#### [DATASET RECORDS]
========
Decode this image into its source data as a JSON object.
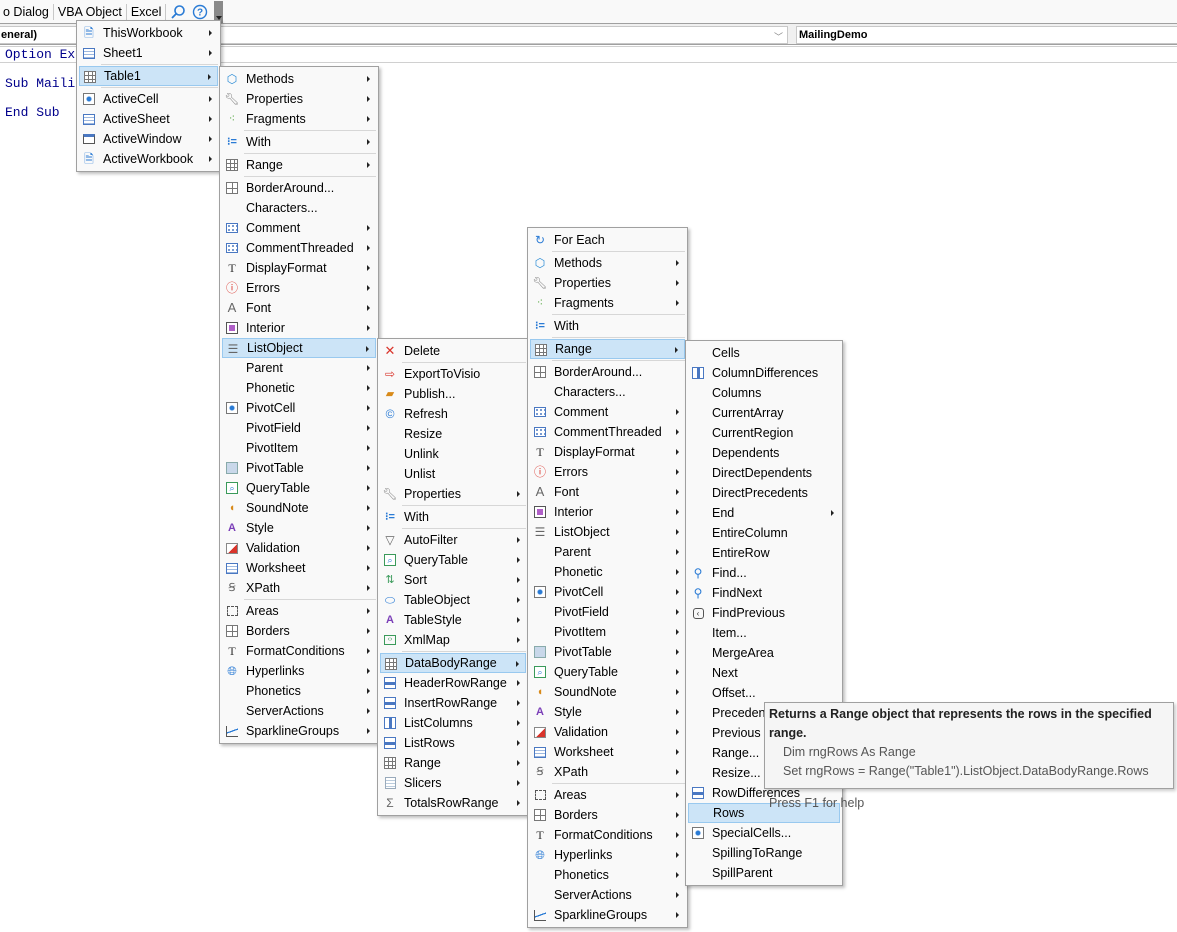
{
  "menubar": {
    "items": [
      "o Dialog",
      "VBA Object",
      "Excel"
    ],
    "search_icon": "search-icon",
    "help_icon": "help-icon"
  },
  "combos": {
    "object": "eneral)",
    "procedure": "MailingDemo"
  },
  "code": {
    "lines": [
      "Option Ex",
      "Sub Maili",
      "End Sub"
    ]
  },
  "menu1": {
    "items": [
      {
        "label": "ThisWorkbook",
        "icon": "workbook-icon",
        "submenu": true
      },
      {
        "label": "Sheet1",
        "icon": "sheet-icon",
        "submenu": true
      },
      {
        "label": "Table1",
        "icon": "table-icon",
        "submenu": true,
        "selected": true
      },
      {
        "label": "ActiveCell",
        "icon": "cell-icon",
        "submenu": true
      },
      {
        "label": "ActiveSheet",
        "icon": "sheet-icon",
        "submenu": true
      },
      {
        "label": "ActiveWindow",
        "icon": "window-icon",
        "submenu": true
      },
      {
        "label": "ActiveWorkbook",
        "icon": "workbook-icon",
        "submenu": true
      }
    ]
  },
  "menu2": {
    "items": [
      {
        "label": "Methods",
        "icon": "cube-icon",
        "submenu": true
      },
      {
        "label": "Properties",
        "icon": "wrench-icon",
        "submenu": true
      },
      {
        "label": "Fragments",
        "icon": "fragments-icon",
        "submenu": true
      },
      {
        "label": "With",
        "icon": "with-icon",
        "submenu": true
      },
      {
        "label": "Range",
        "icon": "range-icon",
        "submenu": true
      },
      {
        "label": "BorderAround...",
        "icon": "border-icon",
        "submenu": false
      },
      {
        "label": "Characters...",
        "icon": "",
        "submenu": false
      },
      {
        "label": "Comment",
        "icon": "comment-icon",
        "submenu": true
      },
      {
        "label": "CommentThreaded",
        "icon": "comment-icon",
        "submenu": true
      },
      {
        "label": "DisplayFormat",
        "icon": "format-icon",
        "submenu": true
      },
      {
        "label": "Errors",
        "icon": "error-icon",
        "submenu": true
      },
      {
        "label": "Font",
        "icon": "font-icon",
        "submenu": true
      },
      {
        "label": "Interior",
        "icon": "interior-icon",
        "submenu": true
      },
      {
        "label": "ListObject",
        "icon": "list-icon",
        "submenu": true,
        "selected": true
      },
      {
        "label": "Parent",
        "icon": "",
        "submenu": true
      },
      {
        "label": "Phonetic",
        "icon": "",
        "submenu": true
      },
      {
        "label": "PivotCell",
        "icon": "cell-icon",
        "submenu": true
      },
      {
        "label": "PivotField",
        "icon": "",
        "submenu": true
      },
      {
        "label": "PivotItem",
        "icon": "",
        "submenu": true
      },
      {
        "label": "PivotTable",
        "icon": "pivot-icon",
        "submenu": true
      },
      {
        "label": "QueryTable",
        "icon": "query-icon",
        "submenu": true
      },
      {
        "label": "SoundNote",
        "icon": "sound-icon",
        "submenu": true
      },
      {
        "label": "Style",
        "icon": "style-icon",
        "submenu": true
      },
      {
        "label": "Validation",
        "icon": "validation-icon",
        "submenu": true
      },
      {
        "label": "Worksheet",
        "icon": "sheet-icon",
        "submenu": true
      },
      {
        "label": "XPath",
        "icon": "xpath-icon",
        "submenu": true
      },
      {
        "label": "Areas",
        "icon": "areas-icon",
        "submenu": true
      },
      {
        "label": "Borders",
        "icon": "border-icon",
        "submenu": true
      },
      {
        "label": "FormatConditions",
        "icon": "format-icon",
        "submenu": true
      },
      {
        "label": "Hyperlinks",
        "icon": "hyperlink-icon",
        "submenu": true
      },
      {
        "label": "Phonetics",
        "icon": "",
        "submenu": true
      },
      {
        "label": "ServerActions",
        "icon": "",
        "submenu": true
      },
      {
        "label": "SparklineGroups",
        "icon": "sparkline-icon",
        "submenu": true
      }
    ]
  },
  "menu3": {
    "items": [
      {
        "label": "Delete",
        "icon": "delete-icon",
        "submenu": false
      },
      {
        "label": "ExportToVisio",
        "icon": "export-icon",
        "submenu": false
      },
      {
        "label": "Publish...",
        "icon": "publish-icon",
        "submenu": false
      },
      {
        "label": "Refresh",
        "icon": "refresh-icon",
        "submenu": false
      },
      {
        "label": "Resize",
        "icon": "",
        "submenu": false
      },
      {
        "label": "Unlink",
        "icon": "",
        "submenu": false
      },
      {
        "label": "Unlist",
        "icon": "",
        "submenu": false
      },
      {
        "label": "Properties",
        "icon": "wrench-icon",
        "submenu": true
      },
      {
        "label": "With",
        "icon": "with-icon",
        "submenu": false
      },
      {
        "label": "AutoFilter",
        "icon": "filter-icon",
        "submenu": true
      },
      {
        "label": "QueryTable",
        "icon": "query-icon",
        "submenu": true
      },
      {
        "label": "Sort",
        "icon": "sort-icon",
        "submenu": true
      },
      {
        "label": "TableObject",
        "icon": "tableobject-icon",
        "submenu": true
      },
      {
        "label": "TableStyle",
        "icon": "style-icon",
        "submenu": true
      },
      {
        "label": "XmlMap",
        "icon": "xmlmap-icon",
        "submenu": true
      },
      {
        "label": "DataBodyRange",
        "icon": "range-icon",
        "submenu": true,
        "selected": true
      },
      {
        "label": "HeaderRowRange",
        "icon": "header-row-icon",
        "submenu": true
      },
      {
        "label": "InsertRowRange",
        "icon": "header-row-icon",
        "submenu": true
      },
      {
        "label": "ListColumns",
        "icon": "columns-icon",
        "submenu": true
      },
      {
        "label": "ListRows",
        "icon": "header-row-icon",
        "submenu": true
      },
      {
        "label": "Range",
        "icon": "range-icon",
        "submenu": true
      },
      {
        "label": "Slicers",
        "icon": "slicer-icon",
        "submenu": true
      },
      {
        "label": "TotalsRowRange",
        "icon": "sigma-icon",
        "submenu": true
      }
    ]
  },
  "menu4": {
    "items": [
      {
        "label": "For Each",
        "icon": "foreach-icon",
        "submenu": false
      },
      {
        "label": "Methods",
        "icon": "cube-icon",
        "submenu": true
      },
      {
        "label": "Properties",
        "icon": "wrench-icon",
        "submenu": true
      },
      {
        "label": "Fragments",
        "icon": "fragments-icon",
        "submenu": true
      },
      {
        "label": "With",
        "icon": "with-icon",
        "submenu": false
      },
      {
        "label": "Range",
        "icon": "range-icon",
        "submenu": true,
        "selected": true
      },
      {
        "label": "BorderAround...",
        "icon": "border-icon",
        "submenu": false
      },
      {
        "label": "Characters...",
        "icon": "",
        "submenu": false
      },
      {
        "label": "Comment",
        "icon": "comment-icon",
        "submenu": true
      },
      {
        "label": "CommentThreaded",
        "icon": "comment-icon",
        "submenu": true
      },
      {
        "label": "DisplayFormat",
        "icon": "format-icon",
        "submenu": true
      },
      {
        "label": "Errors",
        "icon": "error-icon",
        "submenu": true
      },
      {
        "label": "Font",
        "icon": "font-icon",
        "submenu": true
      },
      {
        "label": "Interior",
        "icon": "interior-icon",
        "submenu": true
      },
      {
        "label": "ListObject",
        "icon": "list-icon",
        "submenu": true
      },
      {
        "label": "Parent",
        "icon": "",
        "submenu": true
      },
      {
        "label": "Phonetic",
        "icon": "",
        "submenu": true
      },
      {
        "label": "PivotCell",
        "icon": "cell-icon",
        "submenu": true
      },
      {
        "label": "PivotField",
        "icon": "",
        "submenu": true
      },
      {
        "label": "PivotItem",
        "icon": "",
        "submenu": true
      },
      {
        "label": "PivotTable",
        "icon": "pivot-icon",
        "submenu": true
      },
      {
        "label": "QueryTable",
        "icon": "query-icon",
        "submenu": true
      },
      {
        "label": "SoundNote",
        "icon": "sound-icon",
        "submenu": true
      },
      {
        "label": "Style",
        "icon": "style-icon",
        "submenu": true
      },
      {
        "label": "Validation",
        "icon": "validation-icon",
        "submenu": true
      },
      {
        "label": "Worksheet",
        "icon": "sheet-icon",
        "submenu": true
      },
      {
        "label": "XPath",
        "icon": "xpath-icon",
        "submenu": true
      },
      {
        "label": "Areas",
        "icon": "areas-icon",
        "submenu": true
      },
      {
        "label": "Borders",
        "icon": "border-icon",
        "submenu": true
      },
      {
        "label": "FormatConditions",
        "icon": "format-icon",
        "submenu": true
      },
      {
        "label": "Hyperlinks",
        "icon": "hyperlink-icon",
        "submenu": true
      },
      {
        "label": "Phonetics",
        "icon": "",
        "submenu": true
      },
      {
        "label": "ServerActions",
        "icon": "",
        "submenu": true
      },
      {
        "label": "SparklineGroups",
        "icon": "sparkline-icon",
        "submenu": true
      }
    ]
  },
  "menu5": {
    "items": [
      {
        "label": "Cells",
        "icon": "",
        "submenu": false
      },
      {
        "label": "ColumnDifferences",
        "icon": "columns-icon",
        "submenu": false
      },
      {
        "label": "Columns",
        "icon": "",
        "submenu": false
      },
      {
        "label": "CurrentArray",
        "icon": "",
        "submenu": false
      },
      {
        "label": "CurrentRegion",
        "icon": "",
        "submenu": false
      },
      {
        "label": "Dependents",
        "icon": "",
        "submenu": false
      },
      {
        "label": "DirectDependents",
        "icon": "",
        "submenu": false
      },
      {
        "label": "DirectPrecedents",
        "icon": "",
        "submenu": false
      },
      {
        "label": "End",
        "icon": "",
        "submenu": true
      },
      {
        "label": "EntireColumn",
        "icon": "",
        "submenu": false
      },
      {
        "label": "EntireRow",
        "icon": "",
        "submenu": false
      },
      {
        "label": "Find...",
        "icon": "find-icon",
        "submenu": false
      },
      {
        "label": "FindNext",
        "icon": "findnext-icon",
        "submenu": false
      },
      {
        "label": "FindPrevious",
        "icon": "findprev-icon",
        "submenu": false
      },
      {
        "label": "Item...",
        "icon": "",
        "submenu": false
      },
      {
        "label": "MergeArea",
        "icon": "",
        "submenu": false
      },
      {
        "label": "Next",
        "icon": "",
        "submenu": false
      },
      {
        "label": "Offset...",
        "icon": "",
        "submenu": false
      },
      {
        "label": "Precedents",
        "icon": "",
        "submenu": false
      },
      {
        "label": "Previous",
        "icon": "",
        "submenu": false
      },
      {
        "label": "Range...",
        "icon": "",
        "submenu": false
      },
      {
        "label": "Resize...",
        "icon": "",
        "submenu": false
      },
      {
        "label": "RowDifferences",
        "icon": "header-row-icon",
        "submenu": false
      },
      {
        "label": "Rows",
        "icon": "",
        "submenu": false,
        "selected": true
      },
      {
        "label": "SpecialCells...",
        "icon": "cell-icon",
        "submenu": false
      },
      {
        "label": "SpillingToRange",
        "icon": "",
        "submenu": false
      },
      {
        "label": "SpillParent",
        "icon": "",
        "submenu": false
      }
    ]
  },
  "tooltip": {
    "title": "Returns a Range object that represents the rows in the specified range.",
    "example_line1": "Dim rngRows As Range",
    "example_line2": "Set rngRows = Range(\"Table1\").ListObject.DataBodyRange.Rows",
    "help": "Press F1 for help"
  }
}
========
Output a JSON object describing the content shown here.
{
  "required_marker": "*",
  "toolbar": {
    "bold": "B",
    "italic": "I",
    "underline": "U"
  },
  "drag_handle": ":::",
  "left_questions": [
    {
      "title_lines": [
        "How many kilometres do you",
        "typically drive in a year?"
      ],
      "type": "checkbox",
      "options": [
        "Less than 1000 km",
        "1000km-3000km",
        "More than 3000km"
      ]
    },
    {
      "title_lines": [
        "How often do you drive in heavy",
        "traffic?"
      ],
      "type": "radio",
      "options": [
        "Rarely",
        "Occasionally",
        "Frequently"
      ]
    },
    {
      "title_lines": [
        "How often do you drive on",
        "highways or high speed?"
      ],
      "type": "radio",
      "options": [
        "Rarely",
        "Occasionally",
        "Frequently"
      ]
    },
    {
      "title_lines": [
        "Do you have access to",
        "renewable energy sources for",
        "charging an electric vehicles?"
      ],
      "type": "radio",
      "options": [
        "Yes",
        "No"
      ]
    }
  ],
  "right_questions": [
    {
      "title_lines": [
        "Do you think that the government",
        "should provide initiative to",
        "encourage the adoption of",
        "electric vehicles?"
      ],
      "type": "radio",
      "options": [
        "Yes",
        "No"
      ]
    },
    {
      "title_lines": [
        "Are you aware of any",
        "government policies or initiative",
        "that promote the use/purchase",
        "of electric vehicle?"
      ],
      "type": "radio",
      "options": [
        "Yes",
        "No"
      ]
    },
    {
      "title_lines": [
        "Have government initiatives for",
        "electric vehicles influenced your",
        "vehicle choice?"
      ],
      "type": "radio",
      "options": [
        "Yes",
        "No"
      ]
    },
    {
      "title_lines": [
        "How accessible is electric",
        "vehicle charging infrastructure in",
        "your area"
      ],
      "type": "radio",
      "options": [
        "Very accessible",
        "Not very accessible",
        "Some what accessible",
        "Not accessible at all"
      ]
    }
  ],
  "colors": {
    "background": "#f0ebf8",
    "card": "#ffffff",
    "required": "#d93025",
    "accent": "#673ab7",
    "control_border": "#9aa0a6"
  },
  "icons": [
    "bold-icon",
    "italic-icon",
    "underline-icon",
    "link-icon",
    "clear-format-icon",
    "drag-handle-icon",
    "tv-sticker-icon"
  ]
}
========
#### [EXERCISE DESCRIPTION]
State how many lines of the records above contain the word "your", giving only that number.

#### [COMPLETE OUTPUT]
2